[EXERCISE INPUT]
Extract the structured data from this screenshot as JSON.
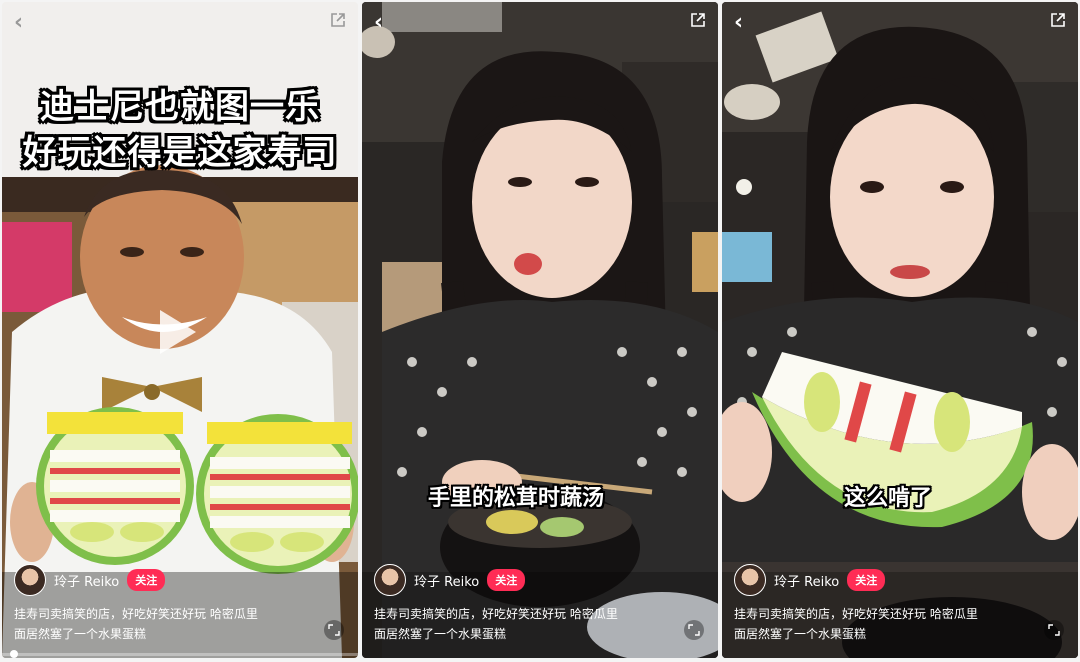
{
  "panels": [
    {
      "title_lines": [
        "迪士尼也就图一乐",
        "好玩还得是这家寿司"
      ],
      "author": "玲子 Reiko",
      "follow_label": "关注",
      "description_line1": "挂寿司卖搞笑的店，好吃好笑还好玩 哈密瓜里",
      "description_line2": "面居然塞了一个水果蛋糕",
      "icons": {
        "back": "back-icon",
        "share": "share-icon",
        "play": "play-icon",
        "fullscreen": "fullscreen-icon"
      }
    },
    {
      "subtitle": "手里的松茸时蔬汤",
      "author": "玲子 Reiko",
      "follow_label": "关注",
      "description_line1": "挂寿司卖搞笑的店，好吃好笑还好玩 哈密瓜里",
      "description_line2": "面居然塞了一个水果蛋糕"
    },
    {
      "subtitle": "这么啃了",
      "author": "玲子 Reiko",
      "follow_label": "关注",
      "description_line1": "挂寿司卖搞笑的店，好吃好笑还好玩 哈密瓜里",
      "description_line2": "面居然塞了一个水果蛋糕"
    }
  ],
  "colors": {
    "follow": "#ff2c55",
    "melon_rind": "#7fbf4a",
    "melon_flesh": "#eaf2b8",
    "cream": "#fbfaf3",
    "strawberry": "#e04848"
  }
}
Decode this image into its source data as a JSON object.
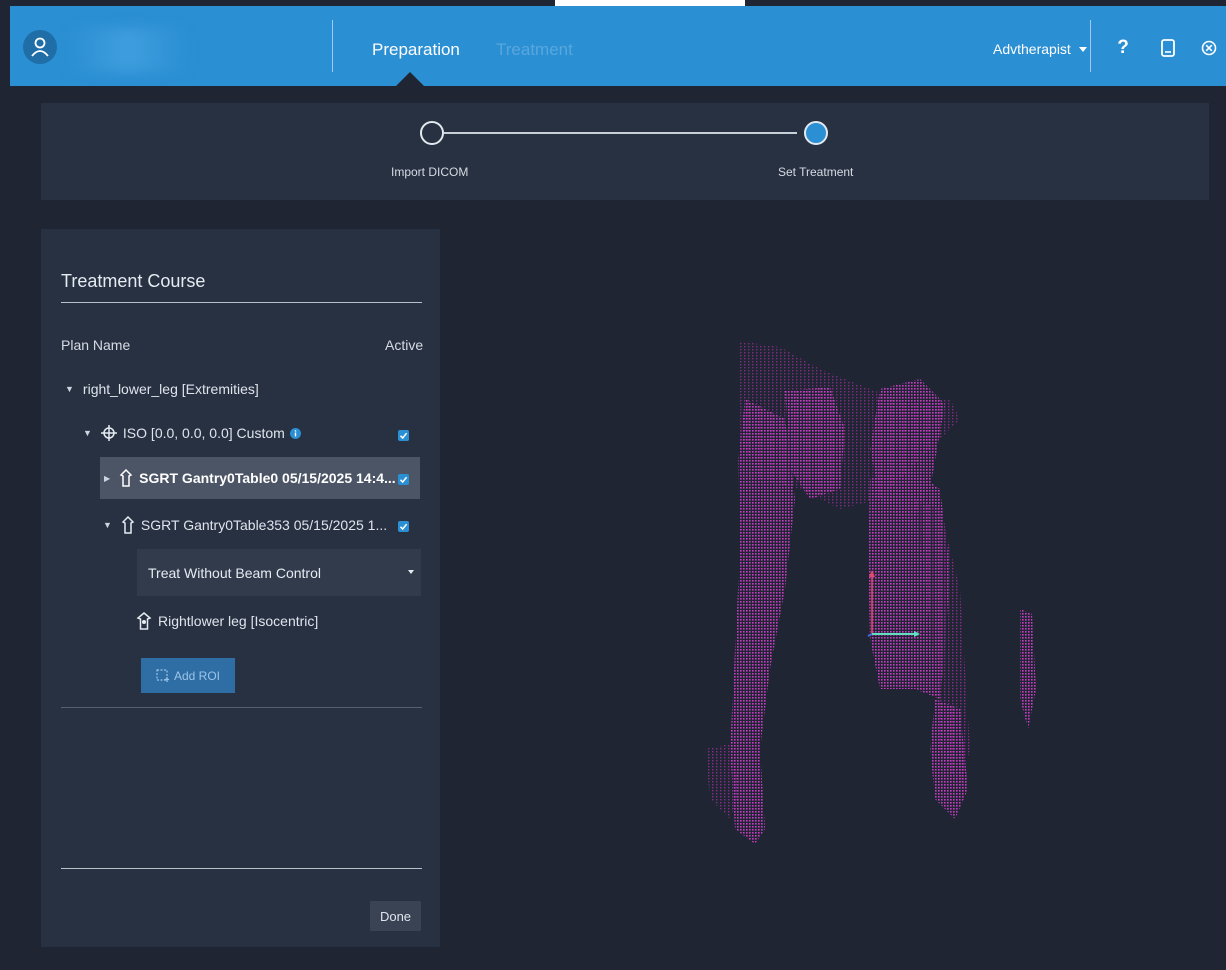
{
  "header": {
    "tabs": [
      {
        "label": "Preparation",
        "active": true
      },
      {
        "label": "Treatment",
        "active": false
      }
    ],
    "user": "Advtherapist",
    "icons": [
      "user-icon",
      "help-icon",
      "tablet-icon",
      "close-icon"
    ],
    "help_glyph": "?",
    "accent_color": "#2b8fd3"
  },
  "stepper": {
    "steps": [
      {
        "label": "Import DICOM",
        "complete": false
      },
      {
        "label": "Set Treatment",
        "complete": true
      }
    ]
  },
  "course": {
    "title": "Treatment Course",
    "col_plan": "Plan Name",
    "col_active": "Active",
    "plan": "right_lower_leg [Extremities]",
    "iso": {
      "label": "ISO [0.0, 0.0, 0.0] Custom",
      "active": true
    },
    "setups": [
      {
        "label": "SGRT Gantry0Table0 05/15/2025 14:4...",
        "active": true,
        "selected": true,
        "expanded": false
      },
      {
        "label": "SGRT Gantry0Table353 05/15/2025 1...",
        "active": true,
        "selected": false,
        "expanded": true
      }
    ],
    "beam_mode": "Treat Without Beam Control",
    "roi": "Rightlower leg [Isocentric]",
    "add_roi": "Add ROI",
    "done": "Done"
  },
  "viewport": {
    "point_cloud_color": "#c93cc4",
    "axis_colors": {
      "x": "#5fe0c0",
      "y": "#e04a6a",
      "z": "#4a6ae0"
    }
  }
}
==
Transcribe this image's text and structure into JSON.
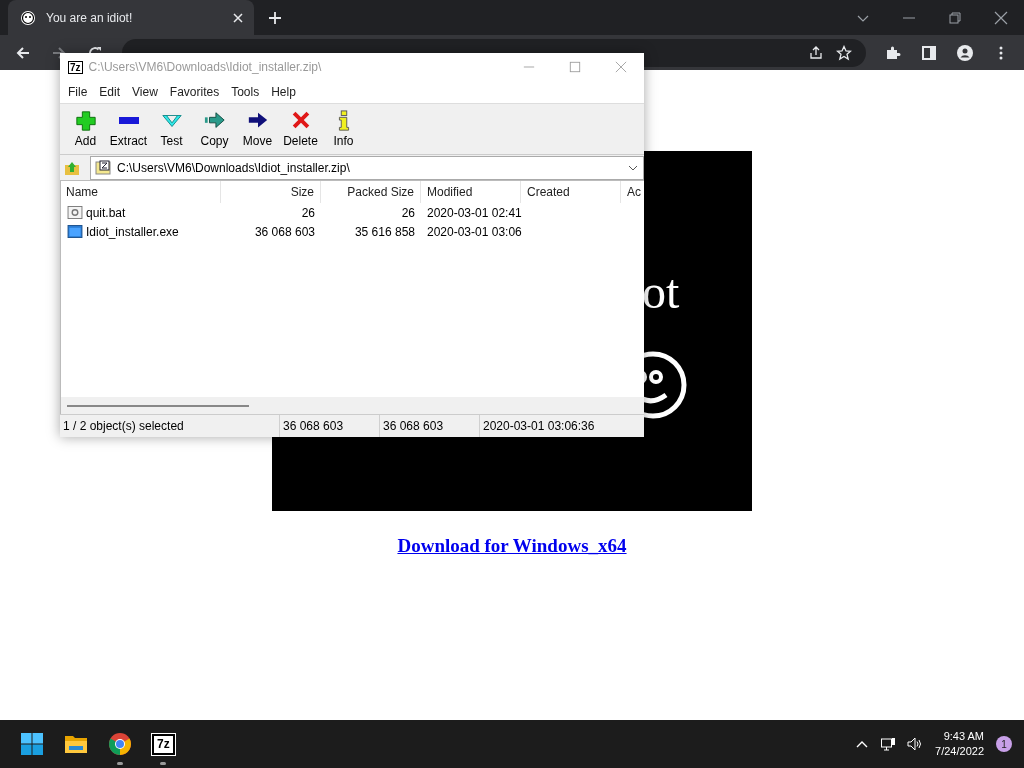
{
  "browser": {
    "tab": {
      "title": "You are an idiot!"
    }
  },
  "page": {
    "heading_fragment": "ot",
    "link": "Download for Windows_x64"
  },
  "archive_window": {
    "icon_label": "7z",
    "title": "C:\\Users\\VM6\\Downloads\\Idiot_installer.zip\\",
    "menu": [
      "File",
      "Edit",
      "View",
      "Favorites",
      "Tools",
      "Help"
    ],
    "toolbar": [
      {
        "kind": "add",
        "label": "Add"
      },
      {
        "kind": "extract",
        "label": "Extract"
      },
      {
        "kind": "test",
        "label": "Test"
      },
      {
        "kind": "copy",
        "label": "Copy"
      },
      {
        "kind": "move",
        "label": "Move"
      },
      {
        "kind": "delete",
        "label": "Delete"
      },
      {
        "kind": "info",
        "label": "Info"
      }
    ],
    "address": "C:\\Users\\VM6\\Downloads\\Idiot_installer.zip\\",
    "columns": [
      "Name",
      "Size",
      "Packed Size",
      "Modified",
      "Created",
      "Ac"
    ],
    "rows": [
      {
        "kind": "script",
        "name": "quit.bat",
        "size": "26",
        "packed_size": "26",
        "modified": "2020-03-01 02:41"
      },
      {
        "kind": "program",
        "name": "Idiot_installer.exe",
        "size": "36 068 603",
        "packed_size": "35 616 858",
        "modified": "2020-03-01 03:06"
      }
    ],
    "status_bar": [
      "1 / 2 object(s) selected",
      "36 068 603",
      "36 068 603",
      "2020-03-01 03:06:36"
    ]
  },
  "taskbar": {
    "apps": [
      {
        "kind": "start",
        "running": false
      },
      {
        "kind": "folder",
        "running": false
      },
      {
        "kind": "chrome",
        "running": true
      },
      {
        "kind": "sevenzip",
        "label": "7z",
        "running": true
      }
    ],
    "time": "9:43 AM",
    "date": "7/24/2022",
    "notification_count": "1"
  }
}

[WHAT NEEDS TO BE DONE] Using the listing above, return all lines where the word "true" occurs.

[TASK RESULT]
        "active": true
        "complete": true
      "active": true
        "active": true,
        "selected": true,
        "active": true,
        "expanded": true
        "running": true
        "running": true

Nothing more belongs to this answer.